TASK REQUIREMENTS: Return every line below as is, leaving out the pictures.

-- BEGIN ENTRIES SUPPLIED --

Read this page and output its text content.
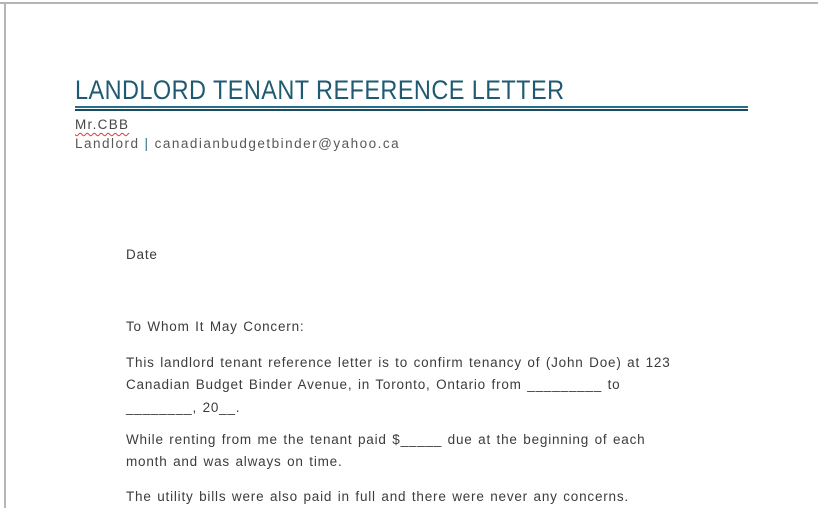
LANDLORD TENANT REFERENCE LETTER
Mr.CBB
Landlord | canadianbudgetbinder@yahoo.ca
Date
To Whom It May Concern:
This landlord tenant reference letter is to confirm tenancy of (John Doe) at 123
Canadian Budget Binder Avenue, in Toronto, Ontario from _________ to
________, 20__.
While renting from me the tenant paid $_____ due at the beginning of each
month and was always on time.
The utility bills were also paid in full and there were never any concerns.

-- END ENTRIES SUPPLIED --

TASK SOLUTION:
Read this page and output its text content.
LANDLORD TENANT REFERENCE LETTER
Mr.CBB
Landlord | canadianbudgetbinder@yahoo.ca
Date
To Whom It May Concern:
This landlord tenant reference letter is to confirm tenancy of (John Doe) at 123
Canadian Budget Binder Avenue, in Toronto, Ontario from _________ to
________, 20__.
While renting from me the tenant paid $_____ due at the beginning of each
month and was always on time.
The utility bills were also paid in full and there were never any concerns.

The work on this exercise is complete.